=== EXERCISE MATERIAL ===

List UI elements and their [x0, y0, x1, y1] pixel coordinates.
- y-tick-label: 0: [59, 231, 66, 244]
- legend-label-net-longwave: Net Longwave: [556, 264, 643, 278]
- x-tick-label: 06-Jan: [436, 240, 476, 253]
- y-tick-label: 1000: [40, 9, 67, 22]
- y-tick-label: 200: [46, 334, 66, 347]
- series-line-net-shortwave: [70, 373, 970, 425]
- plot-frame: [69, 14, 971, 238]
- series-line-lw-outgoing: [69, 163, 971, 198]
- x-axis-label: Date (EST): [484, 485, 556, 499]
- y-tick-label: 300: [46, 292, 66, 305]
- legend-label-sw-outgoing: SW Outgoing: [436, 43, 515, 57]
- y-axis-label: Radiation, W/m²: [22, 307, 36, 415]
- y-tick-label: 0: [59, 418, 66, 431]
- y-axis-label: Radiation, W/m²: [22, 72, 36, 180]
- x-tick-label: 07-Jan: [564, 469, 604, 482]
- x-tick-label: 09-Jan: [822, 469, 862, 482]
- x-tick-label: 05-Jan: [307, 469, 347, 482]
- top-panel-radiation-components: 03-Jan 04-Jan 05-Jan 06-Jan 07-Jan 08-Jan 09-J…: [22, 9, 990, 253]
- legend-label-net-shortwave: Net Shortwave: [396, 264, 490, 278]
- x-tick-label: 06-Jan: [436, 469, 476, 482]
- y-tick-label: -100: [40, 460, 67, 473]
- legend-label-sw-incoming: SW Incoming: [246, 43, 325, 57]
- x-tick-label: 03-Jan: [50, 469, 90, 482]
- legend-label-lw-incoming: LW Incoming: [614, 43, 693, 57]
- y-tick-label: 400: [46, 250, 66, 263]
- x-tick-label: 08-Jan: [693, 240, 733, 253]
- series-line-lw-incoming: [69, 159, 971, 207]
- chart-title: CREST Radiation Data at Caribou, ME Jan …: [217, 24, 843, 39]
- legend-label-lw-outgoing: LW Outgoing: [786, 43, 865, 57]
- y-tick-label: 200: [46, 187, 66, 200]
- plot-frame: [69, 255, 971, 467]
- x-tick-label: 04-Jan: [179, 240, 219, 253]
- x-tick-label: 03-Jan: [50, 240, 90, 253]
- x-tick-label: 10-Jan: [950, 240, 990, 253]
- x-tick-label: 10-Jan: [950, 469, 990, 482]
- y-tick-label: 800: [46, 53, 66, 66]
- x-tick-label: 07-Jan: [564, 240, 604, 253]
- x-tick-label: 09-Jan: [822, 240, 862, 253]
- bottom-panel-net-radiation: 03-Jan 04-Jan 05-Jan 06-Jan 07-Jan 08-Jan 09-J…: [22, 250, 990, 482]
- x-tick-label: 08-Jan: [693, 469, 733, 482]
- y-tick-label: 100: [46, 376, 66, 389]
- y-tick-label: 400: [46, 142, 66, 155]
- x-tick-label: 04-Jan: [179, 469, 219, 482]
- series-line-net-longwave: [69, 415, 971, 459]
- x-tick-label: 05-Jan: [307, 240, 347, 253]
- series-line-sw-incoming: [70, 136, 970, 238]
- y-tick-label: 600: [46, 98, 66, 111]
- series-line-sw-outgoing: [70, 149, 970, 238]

===

Can you arrange every line of the listing above as a numbered list, with any blank lines left out?

_SOLVED PROBLEM_
1. List UI elements and their [x0, y0, x1, y1] pixel coordinates.
2. - y-tick-label: 0: [59, 231, 66, 244]
3. - legend-label-net-longwave: Net Longwave: [556, 264, 643, 278]
4. - x-tick-label: 06-Jan: [436, 240, 476, 253]
5. - y-tick-label: 1000: [40, 9, 67, 22]
6. - y-tick-label: 200: [46, 334, 66, 347]
7. - series-line-net-shortwave: [70, 373, 970, 425]
8. - plot-frame: [69, 14, 971, 238]
9. - series-line-lw-outgoing: [69, 163, 971, 198]
10. - x-axis-label: Date (EST): [484, 485, 556, 499]
11. - y-tick-label: 300: [46, 292, 66, 305]
12. - legend-label-sw-outgoing: SW Outgoing: [436, 43, 515, 57]
13. - y-axis-label: Radiation, W/m²: [22, 307, 36, 415]
14. - y-tick-label: 0: [59, 418, 66, 431]
15. - y-axis-label: Radiation, W/m²: [22, 72, 36, 180]
16. - x-tick-label: 07-Jan: [564, 469, 604, 482]
17. - x-tick-label: 09-Jan: [822, 469, 862, 482]
18. - x-tick-label: 05-Jan: [307, 469, 347, 482]
19. - top-panel-radiation-components: 03-Jan 04-Jan 05-Jan 06-Jan 07-Jan 08-Jan 09-J…: [22, 9, 990, 253]
20. - legend-label-net-shortwave: Net Shortwave: [396, 264, 490, 278]
21. - x-tick-label: 06-Jan: [436, 469, 476, 482]
22. - y-tick-label: -100: [40, 460, 67, 473]
23. - legend-label-sw-incoming: SW Incoming: [246, 43, 325, 57]
24. - x-tick-label: 03-Jan: [50, 469, 90, 482]
25. - legend-label-lw-incoming: LW Incoming: [614, 43, 693, 57]
26. - y-tick-label: 400: [46, 250, 66, 263]
27. - x-tick-label: 08-Jan: [693, 240, 733, 253]
28. - series-line-lw-incoming: [69, 159, 971, 207]
29. - chart-title: CREST Radiation Data at Caribou, ME Jan …: [217, 24, 843, 39]
30. - legend-label-lw-outgoing: LW Outgoing: [786, 43, 865, 57]
31. - y-tick-label: 200: [46, 187, 66, 200]
32. - plot-frame: [69, 255, 971, 467]
33. - x-tick-label: 04-Jan: [179, 240, 219, 253]
34. - x-tick-label: 03-Jan: [50, 240, 90, 253]
35. - x-tick-label: 10-Jan: [950, 240, 990, 253]
36. - x-tick-label: 10-Jan: [950, 469, 990, 482]
37. - y-tick-label: 800: [46, 53, 66, 66]
38. - x-tick-label: 07-Jan: [564, 240, 604, 253]
39. - x-tick-label: 09-Jan: [822, 240, 862, 253]
40. - bottom-panel-net-radiation: 03-Jan 04-Jan 05-Jan 06-Jan 07-Jan 08-Jan 09-J…: [22, 250, 990, 482]
41. - x-tick-label: 08-Jan: [693, 469, 733, 482]
42. - y-tick-label: 100: [46, 376, 66, 389]
43. - y-tick-label: 400: [46, 142, 66, 155]
44. - x-tick-label: 04-Jan: [179, 469, 219, 482]
45. - series-line-net-longwave: [69, 415, 971, 459]
46. - x-tick-label: 05-Jan: [307, 240, 347, 253]
47. - series-line-sw-incoming: [70, 136, 970, 238]
48. - y-tick-label: 600: [46, 98, 66, 111]
49. - series-line-sw-outgoing: [70, 149, 970, 238]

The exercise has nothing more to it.